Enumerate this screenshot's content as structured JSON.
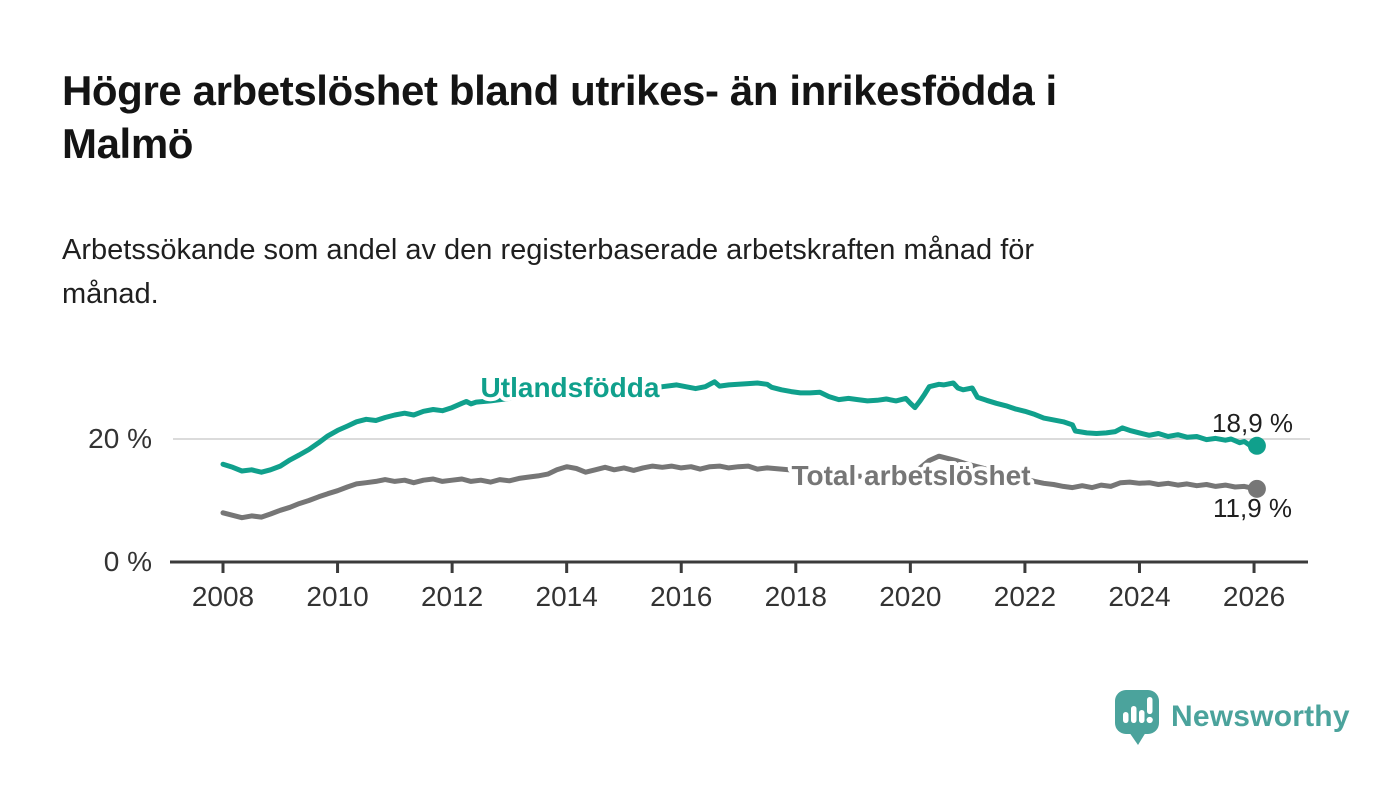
{
  "header": {
    "title_lines": [
      "Högre arbetslöshet bland utrikes- än inrikesfödda i",
      "Malmö"
    ],
    "subtitle_lines": [
      "Arbetssökande som andel av den registerbaserade arbetskraften månad för",
      "månad."
    ]
  },
  "chart_data": {
    "type": "line",
    "unit": "%",
    "grid": "single horizontal gridline at 20%",
    "legend_position": "inline-series-labels",
    "x_axis": {
      "min": 2008,
      "max": 2026.1,
      "ticks": [
        2008,
        2010,
        2012,
        2014,
        2016,
        2018,
        2020,
        2022,
        2024,
        2026
      ]
    },
    "y_axis": {
      "min": 0,
      "max": 30,
      "ticks": [
        {
          "value": 0,
          "label": "0 %"
        },
        {
          "value": 20,
          "label": "20 %"
        }
      ],
      "gridline_values": [
        20
      ]
    },
    "series": [
      {
        "name": "Utlandsfödda",
        "color": "#10A08C",
        "end_value": 18.9,
        "end_label": "18,9 %",
        "points": [
          [
            2008.0,
            15.9
          ],
          [
            2008.17,
            15.4
          ],
          [
            2008.33,
            14.8
          ],
          [
            2008.5,
            15.0
          ],
          [
            2008.67,
            14.6
          ],
          [
            2008.83,
            15.0
          ],
          [
            2009.0,
            15.6
          ],
          [
            2009.17,
            16.6
          ],
          [
            2009.33,
            17.4
          ],
          [
            2009.5,
            18.3
          ],
          [
            2009.67,
            19.4
          ],
          [
            2009.83,
            20.5
          ],
          [
            2010.0,
            21.4
          ],
          [
            2010.17,
            22.1
          ],
          [
            2010.33,
            22.8
          ],
          [
            2010.5,
            23.2
          ],
          [
            2010.67,
            23.0
          ],
          [
            2010.83,
            23.5
          ],
          [
            2011.0,
            23.9
          ],
          [
            2011.17,
            24.2
          ],
          [
            2011.33,
            23.9
          ],
          [
            2011.5,
            24.5
          ],
          [
            2011.67,
            24.8
          ],
          [
            2011.83,
            24.6
          ],
          [
            2012.0,
            25.1
          ],
          [
            2012.17,
            25.8
          ],
          [
            2012.25,
            26.1
          ],
          [
            2012.33,
            25.7
          ],
          [
            2012.42,
            26.0
          ],
          [
            2012.67,
            26.2
          ],
          [
            2012.92,
            26.5
          ],
          [
            2013.17,
            26.8
          ],
          [
            2013.42,
            27.0
          ],
          [
            2013.67,
            27.2
          ],
          [
            2013.92,
            27.4
          ],
          [
            2014.17,
            27.6
          ],
          [
            2014.42,
            27.8
          ],
          [
            2014.67,
            27.9
          ],
          [
            2014.92,
            28.1
          ],
          [
            2015.17,
            28.3
          ],
          [
            2015.42,
            28.4
          ],
          [
            2015.67,
            28.5
          ],
          [
            2015.92,
            28.8
          ],
          [
            2016.08,
            28.5
          ],
          [
            2016.25,
            28.2
          ],
          [
            2016.42,
            28.5
          ],
          [
            2016.58,
            29.3
          ],
          [
            2016.67,
            28.6
          ],
          [
            2016.83,
            28.8
          ],
          [
            2017.0,
            28.9
          ],
          [
            2017.17,
            29.0
          ],
          [
            2017.33,
            29.1
          ],
          [
            2017.5,
            28.9
          ],
          [
            2017.58,
            28.4
          ],
          [
            2017.75,
            28.0
          ],
          [
            2017.92,
            27.7
          ],
          [
            2018.08,
            27.5
          ],
          [
            2018.25,
            27.5
          ],
          [
            2018.42,
            27.6
          ],
          [
            2018.58,
            26.9
          ],
          [
            2018.75,
            26.4
          ],
          [
            2018.92,
            26.6
          ],
          [
            2019.08,
            26.4
          ],
          [
            2019.25,
            26.2
          ],
          [
            2019.42,
            26.3
          ],
          [
            2019.58,
            26.5
          ],
          [
            2019.75,
            26.2
          ],
          [
            2019.92,
            26.6
          ],
          [
            2020.0,
            25.8
          ],
          [
            2020.08,
            25.1
          ],
          [
            2020.17,
            26.2
          ],
          [
            2020.25,
            27.3
          ],
          [
            2020.33,
            28.5
          ],
          [
            2020.5,
            28.9
          ],
          [
            2020.58,
            28.8
          ],
          [
            2020.75,
            29.1
          ],
          [
            2020.83,
            28.3
          ],
          [
            2020.92,
            28.0
          ],
          [
            2021.08,
            28.3
          ],
          [
            2021.17,
            26.8
          ],
          [
            2021.33,
            26.3
          ],
          [
            2021.5,
            25.8
          ],
          [
            2021.67,
            25.4
          ],
          [
            2021.83,
            24.9
          ],
          [
            2022.0,
            24.5
          ],
          [
            2022.17,
            24.0
          ],
          [
            2022.33,
            23.4
          ],
          [
            2022.5,
            23.1
          ],
          [
            2022.67,
            22.8
          ],
          [
            2022.83,
            22.3
          ],
          [
            2022.88,
            21.3
          ],
          [
            2023.08,
            21.0
          ],
          [
            2023.25,
            20.9
          ],
          [
            2023.42,
            21.0
          ],
          [
            2023.58,
            21.2
          ],
          [
            2023.7,
            21.8
          ],
          [
            2023.83,
            21.4
          ],
          [
            2024.0,
            21.0
          ],
          [
            2024.17,
            20.6
          ],
          [
            2024.33,
            20.9
          ],
          [
            2024.5,
            20.4
          ],
          [
            2024.67,
            20.7
          ],
          [
            2024.83,
            20.3
          ],
          [
            2025.0,
            20.4
          ],
          [
            2025.17,
            19.9
          ],
          [
            2025.33,
            20.1
          ],
          [
            2025.5,
            19.8
          ],
          [
            2025.6,
            20.0
          ],
          [
            2025.75,
            19.4
          ],
          [
            2025.83,
            19.6
          ],
          [
            2025.92,
            19.0
          ],
          [
            2026.05,
            18.9
          ]
        ]
      },
      {
        "name": "Total arbetslöshet",
        "color": "#767676",
        "end_value": 11.9,
        "end_label": "11,9 %",
        "points": [
          [
            2008.0,
            8.0
          ],
          [
            2008.17,
            7.6
          ],
          [
            2008.33,
            7.2
          ],
          [
            2008.5,
            7.5
          ],
          [
            2008.67,
            7.3
          ],
          [
            2008.83,
            7.8
          ],
          [
            2009.0,
            8.4
          ],
          [
            2009.17,
            8.9
          ],
          [
            2009.33,
            9.5
          ],
          [
            2009.5,
            10.0
          ],
          [
            2009.67,
            10.6
          ],
          [
            2009.83,
            11.1
          ],
          [
            2010.0,
            11.6
          ],
          [
            2010.17,
            12.2
          ],
          [
            2010.33,
            12.7
          ],
          [
            2010.5,
            12.9
          ],
          [
            2010.67,
            13.1
          ],
          [
            2010.83,
            13.4
          ],
          [
            2011.0,
            13.1
          ],
          [
            2011.17,
            13.3
          ],
          [
            2011.33,
            12.9
          ],
          [
            2011.5,
            13.3
          ],
          [
            2011.67,
            13.5
          ],
          [
            2011.83,
            13.1
          ],
          [
            2012.0,
            13.3
          ],
          [
            2012.17,
            13.5
          ],
          [
            2012.33,
            13.1
          ],
          [
            2012.5,
            13.3
          ],
          [
            2012.67,
            13.0
          ],
          [
            2012.83,
            13.4
          ],
          [
            2013.0,
            13.2
          ],
          [
            2013.17,
            13.6
          ],
          [
            2013.33,
            13.8
          ],
          [
            2013.5,
            14.0
          ],
          [
            2013.67,
            14.3
          ],
          [
            2013.83,
            15.0
          ],
          [
            2014.0,
            15.5
          ],
          [
            2014.17,
            15.2
          ],
          [
            2014.33,
            14.6
          ],
          [
            2014.5,
            15.0
          ],
          [
            2014.67,
            15.4
          ],
          [
            2014.83,
            15.0
          ],
          [
            2015.0,
            15.3
          ],
          [
            2015.17,
            14.9
          ],
          [
            2015.33,
            15.3
          ],
          [
            2015.5,
            15.6
          ],
          [
            2015.67,
            15.4
          ],
          [
            2015.83,
            15.6
          ],
          [
            2016.0,
            15.3
          ],
          [
            2016.17,
            15.5
          ],
          [
            2016.33,
            15.1
          ],
          [
            2016.5,
            15.5
          ],
          [
            2016.67,
            15.6
          ],
          [
            2016.83,
            15.3
          ],
          [
            2017.0,
            15.5
          ],
          [
            2017.17,
            15.6
          ],
          [
            2017.33,
            15.1
          ],
          [
            2017.5,
            15.3
          ],
          [
            2017.75,
            15.1
          ],
          [
            2018.0,
            14.9
          ],
          [
            2018.25,
            14.6
          ],
          [
            2018.5,
            14.4
          ],
          [
            2018.75,
            14.2
          ],
          [
            2019.0,
            14.0
          ],
          [
            2019.25,
            13.9
          ],
          [
            2019.5,
            13.8
          ],
          [
            2019.75,
            13.9
          ],
          [
            2020.0,
            14.1
          ],
          [
            2020.17,
            15.3
          ],
          [
            2020.33,
            16.5
          ],
          [
            2020.5,
            17.2
          ],
          [
            2020.67,
            16.8
          ],
          [
            2020.83,
            16.4
          ],
          [
            2021.0,
            15.9
          ],
          [
            2021.25,
            15.3
          ],
          [
            2021.5,
            14.6
          ],
          [
            2021.75,
            14.0
          ],
          [
            2022.0,
            13.5
          ],
          [
            2022.17,
            13.1
          ],
          [
            2022.33,
            12.8
          ],
          [
            2022.5,
            12.6
          ],
          [
            2022.67,
            12.3
          ],
          [
            2022.83,
            12.1
          ],
          [
            2023.0,
            12.4
          ],
          [
            2023.17,
            12.1
          ],
          [
            2023.33,
            12.5
          ],
          [
            2023.5,
            12.3
          ],
          [
            2023.67,
            12.9
          ],
          [
            2023.83,
            13.0
          ],
          [
            2024.0,
            12.8
          ],
          [
            2024.17,
            12.9
          ],
          [
            2024.33,
            12.6
          ],
          [
            2024.5,
            12.8
          ],
          [
            2024.67,
            12.5
          ],
          [
            2024.83,
            12.7
          ],
          [
            2025.0,
            12.4
          ],
          [
            2025.17,
            12.6
          ],
          [
            2025.33,
            12.3
          ],
          [
            2025.5,
            12.5
          ],
          [
            2025.67,
            12.2
          ],
          [
            2025.83,
            12.3
          ],
          [
            2025.92,
            12.1
          ],
          [
            2026.05,
            11.9
          ]
        ]
      }
    ]
  },
  "footer": {
    "brand": "Newsworthy",
    "logo_icon": "bar-chart-speech-bubble"
  },
  "colors": {
    "accent_teal": "#10A08C",
    "series_gray": "#767676",
    "logo_teal": "#4BA39C",
    "gridline": "#DBDBDB",
    "axis": "#3B3B3B",
    "tick_text": "#333333",
    "value_text": "#1F1F1F",
    "title_text": "#141414"
  }
}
========
_TO DO_
Track down all lines above with the string "arbetslöshet" and copy them.

_COMPLETED TASK_
      "Högre arbetslöshet bland utrikes- än inrikesfödda i",
        "name": "Total arbetslöshet",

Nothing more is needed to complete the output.